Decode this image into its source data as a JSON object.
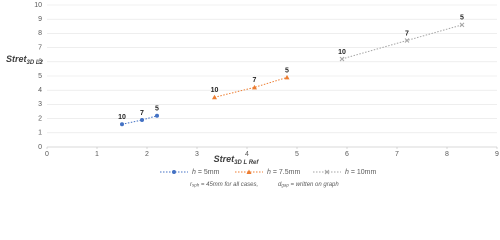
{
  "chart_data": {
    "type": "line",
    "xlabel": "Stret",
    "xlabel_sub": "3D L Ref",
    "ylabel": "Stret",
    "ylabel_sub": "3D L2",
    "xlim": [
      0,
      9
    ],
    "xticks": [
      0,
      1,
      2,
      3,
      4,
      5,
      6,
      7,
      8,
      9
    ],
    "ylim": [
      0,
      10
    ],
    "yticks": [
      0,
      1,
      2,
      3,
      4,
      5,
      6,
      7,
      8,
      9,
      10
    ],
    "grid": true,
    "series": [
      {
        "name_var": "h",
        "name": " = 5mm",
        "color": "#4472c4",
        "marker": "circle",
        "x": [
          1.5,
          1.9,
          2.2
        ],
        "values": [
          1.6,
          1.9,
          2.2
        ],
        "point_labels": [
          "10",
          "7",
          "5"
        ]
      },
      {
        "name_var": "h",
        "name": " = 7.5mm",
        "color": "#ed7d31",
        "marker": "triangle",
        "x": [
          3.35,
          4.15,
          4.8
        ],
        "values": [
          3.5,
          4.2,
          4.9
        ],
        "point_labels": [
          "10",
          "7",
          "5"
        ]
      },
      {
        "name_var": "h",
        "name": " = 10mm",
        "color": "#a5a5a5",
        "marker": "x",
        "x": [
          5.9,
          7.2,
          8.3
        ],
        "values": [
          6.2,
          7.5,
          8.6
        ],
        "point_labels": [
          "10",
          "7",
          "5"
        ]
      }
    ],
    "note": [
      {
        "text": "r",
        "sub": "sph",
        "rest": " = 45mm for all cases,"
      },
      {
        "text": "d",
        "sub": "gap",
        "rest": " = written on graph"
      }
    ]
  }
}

What is needed
Copy the material exactly. Do not include the pictures.

Exercise answer
Decode this image into its source data as a JSON object.
{
  "chart_data": {
    "type": "line",
    "xlabel": "Stret",
    "xlabel_sub": "3D L Ref",
    "ylabel": "Stret",
    "ylabel_sub": "3D L2",
    "xlim": [
      0,
      9
    ],
    "xticks": [
      0,
      1,
      2,
      3,
      4,
      5,
      6,
      7,
      8,
      9
    ],
    "ylim": [
      0,
      10
    ],
    "yticks": [
      0,
      1,
      2,
      3,
      4,
      5,
      6,
      7,
      8,
      9,
      10
    ],
    "grid": true,
    "series": [
      {
        "name_var": "h",
        "name": " = 5mm",
        "color": "#4472c4",
        "marker": "circle",
        "x": [
          1.5,
          1.9,
          2.2
        ],
        "values": [
          1.6,
          1.9,
          2.2
        ],
        "point_labels": [
          "10",
          "7",
          "5"
        ]
      },
      {
        "name_var": "h",
        "name": " = 7.5mm",
        "color": "#ed7d31",
        "marker": "triangle",
        "x": [
          3.35,
          4.15,
          4.8
        ],
        "values": [
          3.5,
          4.2,
          4.9
        ],
        "point_labels": [
          "10",
          "7",
          "5"
        ]
      },
      {
        "name_var": "h",
        "name": " = 10mm",
        "color": "#a5a5a5",
        "marker": "x",
        "x": [
          5.9,
          7.2,
          8.3
        ],
        "values": [
          6.2,
          7.5,
          8.6
        ],
        "point_labels": [
          "10",
          "7",
          "5"
        ]
      }
    ],
    "note": [
      {
        "text": "r",
        "sub": "sph",
        "rest": " = 45mm for all cases,"
      },
      {
        "text": "d",
        "sub": "gap",
        "rest": " = written on graph"
      }
    ]
  }
}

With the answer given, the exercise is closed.